Exercise material.

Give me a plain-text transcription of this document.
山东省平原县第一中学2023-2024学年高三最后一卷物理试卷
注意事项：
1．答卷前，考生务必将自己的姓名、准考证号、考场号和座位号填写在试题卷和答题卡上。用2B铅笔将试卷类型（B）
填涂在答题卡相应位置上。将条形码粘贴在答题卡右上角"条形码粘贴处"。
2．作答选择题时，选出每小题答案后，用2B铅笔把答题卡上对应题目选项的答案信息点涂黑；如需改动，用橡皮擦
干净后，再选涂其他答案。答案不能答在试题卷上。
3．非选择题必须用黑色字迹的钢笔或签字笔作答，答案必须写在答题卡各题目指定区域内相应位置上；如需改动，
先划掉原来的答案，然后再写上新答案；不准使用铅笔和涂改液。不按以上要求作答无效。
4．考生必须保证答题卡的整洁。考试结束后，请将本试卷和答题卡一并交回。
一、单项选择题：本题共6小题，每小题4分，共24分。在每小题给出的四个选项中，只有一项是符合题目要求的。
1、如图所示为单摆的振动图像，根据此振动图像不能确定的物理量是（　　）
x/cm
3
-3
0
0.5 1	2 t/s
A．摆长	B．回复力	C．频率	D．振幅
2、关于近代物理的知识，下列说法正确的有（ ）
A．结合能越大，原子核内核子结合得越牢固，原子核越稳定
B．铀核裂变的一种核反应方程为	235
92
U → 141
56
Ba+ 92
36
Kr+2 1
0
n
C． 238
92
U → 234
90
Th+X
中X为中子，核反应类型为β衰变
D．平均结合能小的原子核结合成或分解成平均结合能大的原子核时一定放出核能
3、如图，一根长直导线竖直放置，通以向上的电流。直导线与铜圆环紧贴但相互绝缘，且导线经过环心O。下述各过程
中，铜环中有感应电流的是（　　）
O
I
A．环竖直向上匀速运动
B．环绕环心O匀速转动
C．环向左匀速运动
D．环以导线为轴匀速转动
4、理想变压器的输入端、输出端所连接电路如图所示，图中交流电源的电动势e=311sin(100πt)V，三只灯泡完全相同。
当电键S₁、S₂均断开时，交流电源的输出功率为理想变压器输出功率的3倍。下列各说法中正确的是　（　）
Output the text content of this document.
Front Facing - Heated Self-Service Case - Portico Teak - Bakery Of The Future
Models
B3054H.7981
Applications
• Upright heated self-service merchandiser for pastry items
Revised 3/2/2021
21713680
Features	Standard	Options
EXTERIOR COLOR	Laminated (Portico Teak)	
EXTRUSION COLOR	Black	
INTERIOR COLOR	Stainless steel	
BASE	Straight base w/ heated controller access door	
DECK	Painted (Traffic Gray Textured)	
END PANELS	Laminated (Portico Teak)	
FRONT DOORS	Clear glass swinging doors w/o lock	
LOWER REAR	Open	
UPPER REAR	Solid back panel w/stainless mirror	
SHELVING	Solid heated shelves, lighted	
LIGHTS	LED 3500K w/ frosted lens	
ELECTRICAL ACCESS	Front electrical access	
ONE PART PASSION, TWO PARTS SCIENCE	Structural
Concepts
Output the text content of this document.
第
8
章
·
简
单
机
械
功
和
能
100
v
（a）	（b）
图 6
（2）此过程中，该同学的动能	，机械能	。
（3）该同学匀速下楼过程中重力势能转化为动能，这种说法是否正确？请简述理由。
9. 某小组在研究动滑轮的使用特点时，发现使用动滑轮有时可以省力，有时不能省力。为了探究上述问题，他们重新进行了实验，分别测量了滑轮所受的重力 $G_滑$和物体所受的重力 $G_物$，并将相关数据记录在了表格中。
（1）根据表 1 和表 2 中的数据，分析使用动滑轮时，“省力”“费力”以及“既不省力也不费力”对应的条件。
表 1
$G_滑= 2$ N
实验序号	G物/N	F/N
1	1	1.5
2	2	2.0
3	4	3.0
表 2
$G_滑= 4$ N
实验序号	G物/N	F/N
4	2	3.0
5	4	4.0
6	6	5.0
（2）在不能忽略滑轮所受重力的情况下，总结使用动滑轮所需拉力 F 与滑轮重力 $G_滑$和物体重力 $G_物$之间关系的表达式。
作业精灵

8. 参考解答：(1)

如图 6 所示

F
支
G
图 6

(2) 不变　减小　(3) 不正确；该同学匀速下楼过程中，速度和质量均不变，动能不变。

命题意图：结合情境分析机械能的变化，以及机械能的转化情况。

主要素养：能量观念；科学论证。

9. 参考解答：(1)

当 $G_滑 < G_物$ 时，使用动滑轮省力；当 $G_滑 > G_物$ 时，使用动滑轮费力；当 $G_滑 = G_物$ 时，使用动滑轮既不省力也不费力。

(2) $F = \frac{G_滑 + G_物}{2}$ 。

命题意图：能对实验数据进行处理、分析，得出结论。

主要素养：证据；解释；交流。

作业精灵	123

Your objective. Copy out the whole listing exactly; please set it all down.

The output.
Give me a plain-text transcription of this document.
山东省平原县第一中学2023-2024学年高三最后一卷物理试卷
注意事项：
1．答卷前，考生务必将自己的姓名、准考证号、考场号和座位号填写在试题卷和答题卡上。用2B铅笔将试卷类型（B）
填涂在答题卡相应位置上。将条形码粘贴在答题卡右上角"条形码粘贴处"。
2．作答选择题时，选出每小题答案后，用2B铅笔把答题卡上对应题目选项的答案信息点涂黑；如需改动，用橡皮擦
干净后，再选涂其他答案。答案不能答在试题卷上。
3．非选择题必须用黑色字迹的钢笔或签字笔作答，答案必须写在答题卡各题目指定区域内相应位置上；如需改动，
先划掉原来的答案，然后再写上新答案；不准使用铅笔和涂改液。不按以上要求作答无效。
4．考生必须保证答题卡的整洁。考试结束后，请将本试卷和答题卡一并交回。
一、单项选择题：本题共6小题，每小题4分，共24分。在每小题给出的四个选项中，只有一项是符合题目要求的。
1、如图所示为单摆的振动图像，根据此振动图像不能确定的物理量是（　　）
x/cm
3
-3
0
0.5 1	2 t/s
A．摆长	B．回复力	C．频率	D．振幅
2、关于近代物理的知识，下列说法正确的有（ ）
A．结合能越大，原子核内核子结合得越牢固，原子核越稳定
B．铀核裂变的一种核反应方程为	235
92
U → 141
56
Ba+ 92
36
Kr+2 1
0
n
C． 238
92
U → 234
90
Th+X
中X为中子，核反应类型为β衰变
D．平均结合能小的原子核结合成或分解成平均结合能大的原子核时一定放出核能
3、如图，一根长直导线竖直放置，通以向上的电流。直导线与铜圆环紧贴但相互绝缘，且导线经过环心O。下述各过程
中，铜环中有感应电流的是（　　）
O
I
A．环竖直向上匀速运动
B．环绕环心O匀速转动
C．环向左匀速运动
D．环以导线为轴匀速转动
4、理想变压器的输入端、输出端所连接电路如图所示，图中交流电源的电动势e=311sin(100πt)V，三只灯泡完全相同。
当电键S₁、S₂均断开时，交流电源的输出功率为理想变压器输出功率的3倍。下列各说法中正确的是　（　）
Output the text content of this document.
Front Facing - Heated Self-Service Case - Portico Teak - Bakery Of The Future
Models
B3054H.7981
Applications
• Upright heated self-service merchandiser for pastry items
Revised 3/2/2021
21713680
Features	Standard	Options
EXTERIOR COLOR	Laminated (Portico Teak)	
EXTRUSION COLOR	Black	
INTERIOR COLOR	Stainless steel	
BASE	Straight base w/ heated controller access door	
DECK	Painted (Traffic Gray Textured)	
END PANELS	Laminated (Portico Teak)	
FRONT DOORS	Clear glass swinging doors w/o lock	
LOWER REAR	Open	
UPPER REAR	Solid back panel w/stainless mirror	
SHELVING	Solid heated shelves, lighted	
LIGHTS	LED 3500K w/ frosted lens	
ELECTRICAL ACCESS	Front electrical access	
ONE PART PASSION, TWO PARTS SCIENCE	Structural
Concepts
Output the text content of this document.
第
8
章
·
简
单
机
械
功
和
能
100
v
（a）	（b）
图 6
（2）此过程中，该同学的动能	，机械能	。
（3）该同学匀速下楼过程中重力势能转化为动能，这种说法是否正确？请简述理由。
9. 某小组在研究动滑轮的使用特点时，发现使用动滑轮有时可以省力，有时不能省力。为了探究上述问题，他们重新进行了实验，分别测量了滑轮所受的重力 $G_滑$和物体所受的重力 $G_物$，并将相关数据记录在了表格中。
（1）根据表 1 和表 2 中的数据，分析使用动滑轮时，“省力”“费力”以及“既不省力也不费力”对应的条件。
表 1
$G_滑= 2$ N
实验序号	G物/N	F/N
1	1	1.5
2	2	2.0
3	4	3.0
表 2
$G_滑= 4$ N
实验序号	G物/N	F/N
4	2	3.0
5	4	4.0
6	6	5.0
（2）在不能忽略滑轮所受重力的情况下，总结使用动滑轮所需拉力 F 与滑轮重力 $G_滑$和物体重力 $G_物$之间关系的表达式。
作业精灵

8. 参考解答：(1)

如图 6 所示

F
支
G
图 6

(2) 不变　减小　(3) 不正确；该同学匀速下楼过程中，速度和质量均不变，动能不变。

命题意图：结合情境分析机械能的变化，以及机械能的转化情况。

主要素养：能量观念；科学论证。

9. 参考解答：(1)

当 $G_滑 < G_物$ 时，使用动滑轮省力；当 $G_滑 > G_物$ 时，使用动滑轮费力；当 $G_滑 = G_物$ 时，使用动滑轮既不省力也不费力。

(2) $F = \frac{G_滑 + G_物}{2}$ 。

命题意图：能对实验数据进行处理、分析，得出结论。

主要素养：证据；解释；交流。

作业精灵	123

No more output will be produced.